> [What is asked] Would you copy out the whole listing exactly as given?
....
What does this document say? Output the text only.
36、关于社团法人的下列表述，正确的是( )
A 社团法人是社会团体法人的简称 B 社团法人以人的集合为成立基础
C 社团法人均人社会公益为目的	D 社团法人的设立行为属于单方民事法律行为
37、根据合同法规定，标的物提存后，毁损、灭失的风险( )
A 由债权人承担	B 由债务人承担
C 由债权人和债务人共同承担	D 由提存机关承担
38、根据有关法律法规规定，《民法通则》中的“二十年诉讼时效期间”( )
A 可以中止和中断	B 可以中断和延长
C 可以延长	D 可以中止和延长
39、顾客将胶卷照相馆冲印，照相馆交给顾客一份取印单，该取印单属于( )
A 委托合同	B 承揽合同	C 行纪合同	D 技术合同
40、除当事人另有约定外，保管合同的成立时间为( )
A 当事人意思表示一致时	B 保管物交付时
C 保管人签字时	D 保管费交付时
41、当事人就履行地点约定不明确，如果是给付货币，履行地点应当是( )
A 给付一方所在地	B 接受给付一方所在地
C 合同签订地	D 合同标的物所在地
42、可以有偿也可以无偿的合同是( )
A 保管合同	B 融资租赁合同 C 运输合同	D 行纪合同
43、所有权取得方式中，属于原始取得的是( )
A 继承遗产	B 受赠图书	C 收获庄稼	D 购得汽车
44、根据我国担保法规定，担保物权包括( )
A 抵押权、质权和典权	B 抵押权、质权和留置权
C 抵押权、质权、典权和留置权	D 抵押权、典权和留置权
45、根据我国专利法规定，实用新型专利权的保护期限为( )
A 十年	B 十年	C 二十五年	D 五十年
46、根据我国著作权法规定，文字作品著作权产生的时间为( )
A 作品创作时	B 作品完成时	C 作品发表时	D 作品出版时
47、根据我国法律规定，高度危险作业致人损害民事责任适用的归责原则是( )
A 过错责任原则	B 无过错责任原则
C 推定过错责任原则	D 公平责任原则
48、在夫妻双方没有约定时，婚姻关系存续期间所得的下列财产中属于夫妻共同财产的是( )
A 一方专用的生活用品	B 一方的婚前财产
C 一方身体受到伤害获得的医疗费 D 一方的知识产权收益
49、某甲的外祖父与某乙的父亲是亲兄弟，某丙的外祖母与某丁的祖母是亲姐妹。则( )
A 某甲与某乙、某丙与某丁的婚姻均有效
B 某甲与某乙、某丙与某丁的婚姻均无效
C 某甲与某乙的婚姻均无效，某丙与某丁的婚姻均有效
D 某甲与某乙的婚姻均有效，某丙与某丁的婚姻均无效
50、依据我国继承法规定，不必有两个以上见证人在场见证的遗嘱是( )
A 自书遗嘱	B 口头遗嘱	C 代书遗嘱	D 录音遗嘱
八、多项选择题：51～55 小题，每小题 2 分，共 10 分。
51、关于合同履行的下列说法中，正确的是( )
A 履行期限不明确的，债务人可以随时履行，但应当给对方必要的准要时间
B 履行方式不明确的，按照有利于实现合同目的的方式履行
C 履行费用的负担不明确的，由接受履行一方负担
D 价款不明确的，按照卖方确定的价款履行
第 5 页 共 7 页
....
> [Task solution]
What does this document say? Output the text only.
36、关于社团法人的下列表述，正确的是( )
A 社团法人是社会团体法人的简称 B 社团法人以人的集合为成立基础
C 社团法人均人社会公益为目的	D 社团法人的设立行为属于单方民事法律行为
37、根据合同法规定，标的物提存后，毁损、灭失的风险( )
A 由债权人承担	B 由债务人承担
C 由债权人和债务人共同承担	D 由提存机关承担
38、根据有关法律法规规定，《民法通则》中的“二十年诉讼时效期间”( )
A 可以中止和中断	B 可以中断和延长
C 可以延长	D 可以中止和延长
39、顾客将胶卷照相馆冲印，照相馆交给顾客一份取印单，该取印单属于( )
A 委托合同	B 承揽合同	C 行纪合同	D 技术合同
40、除当事人另有约定外，保管合同的成立时间为( )
A 当事人意思表示一致时	B 保管物交付时
C 保管人签字时	D 保管费交付时
41、当事人就履行地点约定不明确，如果是给付货币，履行地点应当是( )
A 给付一方所在地	B 接受给付一方所在地
C 合同签订地	D 合同标的物所在地
42、可以有偿也可以无偿的合同是( )
A 保管合同	B 融资租赁合同 C 运输合同	D 行纪合同
43、所有权取得方式中，属于原始取得的是( )
A 继承遗产	B 受赠图书	C 收获庄稼	D 购得汽车
44、根据我国担保法规定，担保物权包括( )
A 抵押权、质权和典权	B 抵押权、质权和留置权
C 抵押权、质权、典权和留置权	D 抵押权、典权和留置权
45、根据我国专利法规定，实用新型专利权的保护期限为( )
A 十年	B 十年	C 二十五年	D 五十年
46、根据我国著作权法规定，文字作品著作权产生的时间为( )
A 作品创作时	B 作品完成时	C 作品发表时	D 作品出版时
47、根据我国法律规定，高度危险作业致人损害民事责任适用的归责原则是( )
A 过错责任原则	B 无过错责任原则
C 推定过错责任原则	D 公平责任原则
48、在夫妻双方没有约定时，婚姻关系存续期间所得的下列财产中属于夫妻共同财产的是( )
A 一方专用的生活用品	B 一方的婚前财产
C 一方身体受到伤害获得的医疗费 D 一方的知识产权收益
49、某甲的外祖父与某乙的父亲是亲兄弟，某丙的外祖母与某丁的祖母是亲姐妹。则( )
A 某甲与某乙、某丙与某丁的婚姻均有效
B 某甲与某乙、某丙与某丁的婚姻均无效
C 某甲与某乙的婚姻均无效，某丙与某丁的婚姻均有效
D 某甲与某乙的婚姻均有效，某丙与某丁的婚姻均无效
50、依据我国继承法规定，不必有两个以上见证人在场见证的遗嘱是( )
A 自书遗嘱	B 口头遗嘱	C 代书遗嘱	D 录音遗嘱
八、多项选择题：51～55 小题，每小题 2 分，共 10 分。
51、关于合同履行的下列说法中，正确的是( )
A 履行期限不明确的，债务人可以随时履行，但应当给对方必要的准要时间
B 履行方式不明确的，按照有利于实现合同目的的方式履行
C 履行费用的负担不明确的，由接受履行一方负担
D 价款不明确的，按照卖方确定的价款履行
第 5 页 共 7 页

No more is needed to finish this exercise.